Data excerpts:

++++++++++

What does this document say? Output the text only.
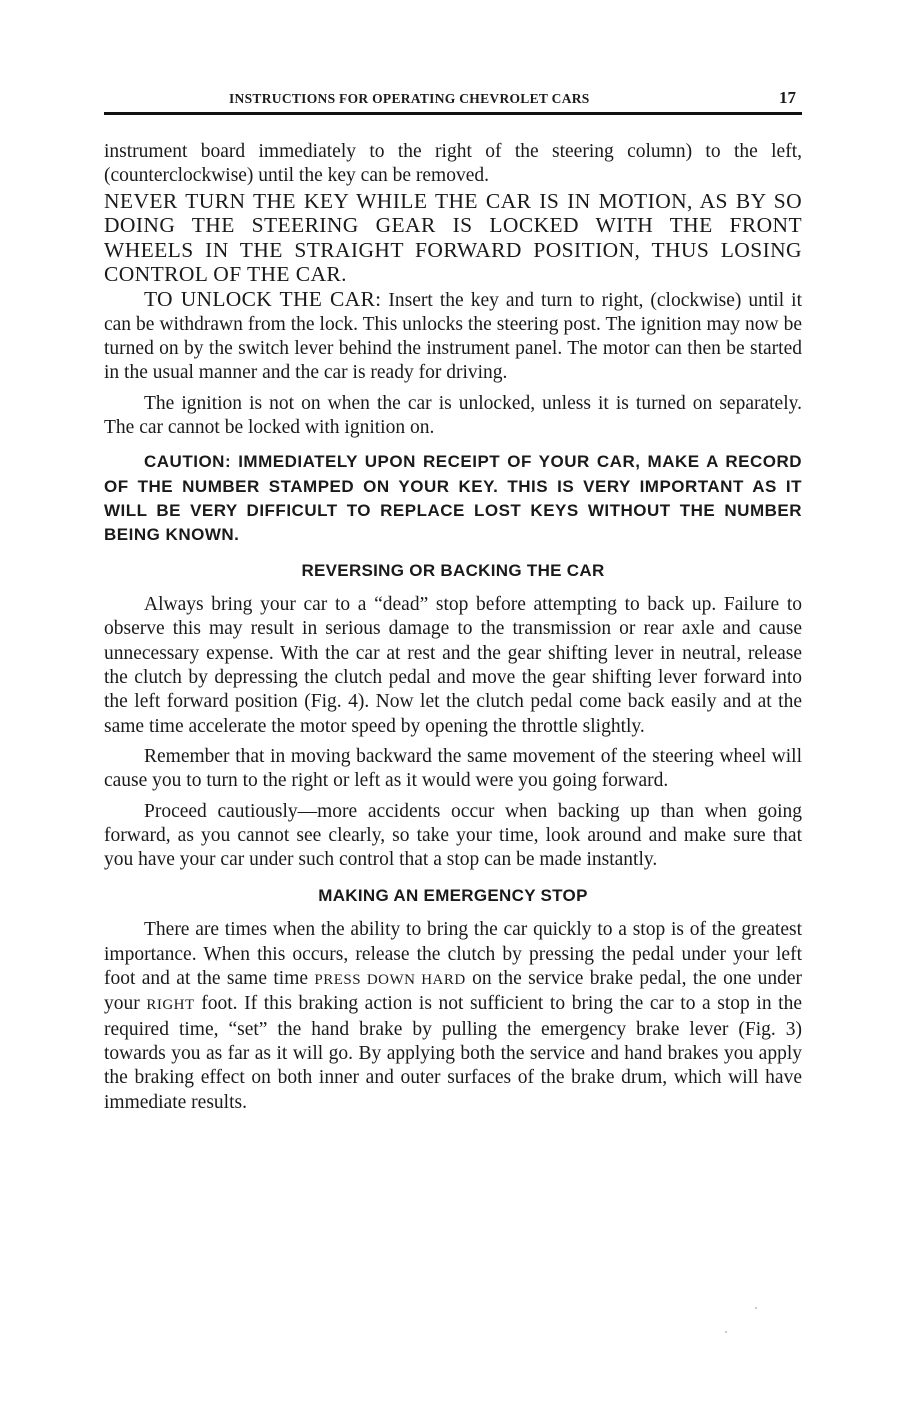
INSTRUCTIONS FOR OPERATING CHEVROLET CARS	17

instrument board immediately to the right of the steering column) to the left, (counterclockwise) until the key can be removed.

NEVER TURN THE KEY WHILE THE CAR IS IN MOTION, AS BY SO DOING THE STEERING GEAR IS LOCKED WITH THE FRONT WHEELS IN THE STRAIGHT FORWARD POSITION, THUS LOSING CONTROL OF THE CAR.

TO UNLOCK THE CAR: Insert the key and turn to right, (clockwise) until it can be withdrawn from the lock. This unlocks the steering post. The ignition may now be turned on by the switch lever behind the instrument panel. The motor can then be started in the usual manner and the car is ready for driving.

The ignition is not on when the car is unlocked, unless it is turned on separately. The car cannot be locked with ignition on.

CAUTION: IMMEDIATELY UPON RECEIPT OF YOUR CAR, MAKE A RECORD OF THE NUMBER STAMPED ON YOUR KEY. THIS IS VERY IMPORTANT AS IT WILL BE VERY DIFFICULT TO REPLACE LOST KEYS WITHOUT THE NUMBER BEING KNOWN.

REVERSING OR BACKING THE CAR

Always bring your car to a “dead” stop before attempting to back up. Failure to observe this may result in serious damage to the transmission or rear axle and cause unnecessary expense. With the car at rest and the gear shifting lever in neutral, release the clutch by depressing the clutch pedal and move the gear shifting lever forward into the left forward position (Fig. 4). Now let the clutch pedal come back easily and at the same time accelerate the motor speed by opening the throttle slightly.

Remember that in moving backward the same movement of the steering wheel will cause you to turn to the right or left as it would were you going forward.

Proceed cautiously—more accidents occur when backing up than when going forward, as you cannot see clearly, so take your time, look around and make sure that you have your car under such control that a stop can be made instantly.

MAKING AN EMERGENCY STOP

There are times when the ability to bring the car quickly to a stop is of the greatest importance. When this occurs, release the clutch by pressing the pedal under your left foot and at the same time PRESS DOWN HARD on the service brake pedal, the one under your RIGHT foot. If this braking action is not sufficient to bring the car to a stop in the required time, “set” the hand brake by pulling the emergency brake lever (Fig. 3) towards you as far as it will go. By applying both the service and hand brakes you apply the braking effect on both inner and outer surfaces of the brake drum, which will have immediate results.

++++++++++

Give only the number of lines in the entries above that hold the string "going".

2